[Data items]
+---+

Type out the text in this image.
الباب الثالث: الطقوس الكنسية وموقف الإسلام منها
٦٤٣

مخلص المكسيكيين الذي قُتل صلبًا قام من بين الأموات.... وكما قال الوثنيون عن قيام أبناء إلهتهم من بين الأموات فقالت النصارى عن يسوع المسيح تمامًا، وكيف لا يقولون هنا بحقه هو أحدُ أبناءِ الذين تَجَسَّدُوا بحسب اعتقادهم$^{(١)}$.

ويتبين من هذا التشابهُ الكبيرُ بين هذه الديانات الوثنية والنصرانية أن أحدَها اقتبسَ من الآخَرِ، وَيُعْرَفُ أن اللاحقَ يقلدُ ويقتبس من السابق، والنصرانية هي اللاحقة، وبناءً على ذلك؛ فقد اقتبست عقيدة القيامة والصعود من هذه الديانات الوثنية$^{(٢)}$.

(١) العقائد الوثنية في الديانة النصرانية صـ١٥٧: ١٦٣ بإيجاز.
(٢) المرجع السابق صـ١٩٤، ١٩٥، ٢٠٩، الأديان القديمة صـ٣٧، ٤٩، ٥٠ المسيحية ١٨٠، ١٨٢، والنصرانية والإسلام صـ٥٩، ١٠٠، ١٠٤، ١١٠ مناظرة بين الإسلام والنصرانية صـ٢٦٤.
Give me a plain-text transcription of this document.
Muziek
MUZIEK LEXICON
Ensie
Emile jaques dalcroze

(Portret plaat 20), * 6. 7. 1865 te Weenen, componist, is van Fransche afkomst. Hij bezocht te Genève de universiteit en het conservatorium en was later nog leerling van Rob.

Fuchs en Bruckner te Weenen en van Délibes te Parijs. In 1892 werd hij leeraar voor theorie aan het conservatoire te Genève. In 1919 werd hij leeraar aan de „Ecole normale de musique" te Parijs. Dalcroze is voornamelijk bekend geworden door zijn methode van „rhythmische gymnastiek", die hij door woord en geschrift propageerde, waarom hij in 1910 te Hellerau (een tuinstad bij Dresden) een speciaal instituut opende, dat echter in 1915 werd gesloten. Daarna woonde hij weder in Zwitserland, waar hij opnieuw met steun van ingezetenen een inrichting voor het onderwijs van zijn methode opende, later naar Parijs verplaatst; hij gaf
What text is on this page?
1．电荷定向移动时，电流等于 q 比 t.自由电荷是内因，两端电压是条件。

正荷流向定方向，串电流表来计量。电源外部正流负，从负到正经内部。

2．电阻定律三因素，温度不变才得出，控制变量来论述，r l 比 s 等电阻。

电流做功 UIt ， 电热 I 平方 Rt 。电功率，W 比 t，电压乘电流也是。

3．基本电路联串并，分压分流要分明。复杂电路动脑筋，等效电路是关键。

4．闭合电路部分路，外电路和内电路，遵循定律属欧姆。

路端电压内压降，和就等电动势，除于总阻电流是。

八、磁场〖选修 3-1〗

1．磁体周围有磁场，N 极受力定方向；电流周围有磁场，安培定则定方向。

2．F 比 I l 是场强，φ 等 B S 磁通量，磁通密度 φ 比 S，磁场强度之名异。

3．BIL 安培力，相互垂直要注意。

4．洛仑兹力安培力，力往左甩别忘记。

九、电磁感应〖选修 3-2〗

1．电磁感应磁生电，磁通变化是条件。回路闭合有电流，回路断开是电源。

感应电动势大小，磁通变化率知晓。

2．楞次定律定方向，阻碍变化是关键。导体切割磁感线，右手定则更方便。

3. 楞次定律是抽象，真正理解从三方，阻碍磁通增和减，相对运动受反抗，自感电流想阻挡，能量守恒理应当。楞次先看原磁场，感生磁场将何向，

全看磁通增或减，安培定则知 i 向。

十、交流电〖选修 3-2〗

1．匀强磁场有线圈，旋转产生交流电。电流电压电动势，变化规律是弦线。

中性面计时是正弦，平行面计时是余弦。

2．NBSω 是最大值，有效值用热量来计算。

+---+

In the entries above, find each line with the word "Weenen" and copy it.

(Portret plaat 20), * 6. 7. 1865 te Weenen, componist, is van Fransche afkomst. Hij bezocht te Genève de universiteit en het conservatorium en was later nog leerling van Rob.
Fuchs en Bruckner te Weenen en van Délibes te Parijs. In 1892 werd hij leeraar voor theorie aan het conservatoire te Genève. In 1919 werd hij leeraar aan de „Ecole normale de musique" te Parijs. Dalcroze is voornamelijk bekend geworden door zijn methode van „rhythmische gymnastiek", die hij door woord en geschrift propageerde, waarom hij in 1910 te Hellerau (een tuinstad bij Dresden) een speciaal instituut opende, dat echter in 1915 werd gesloten. Daarna woonde hij weder in Zwitserland, waar hij opnieuw met steun van ingezetenen een inrichting voor het onderwijs van zijn methode opende, later naar Parijs verplaatst; hij gaf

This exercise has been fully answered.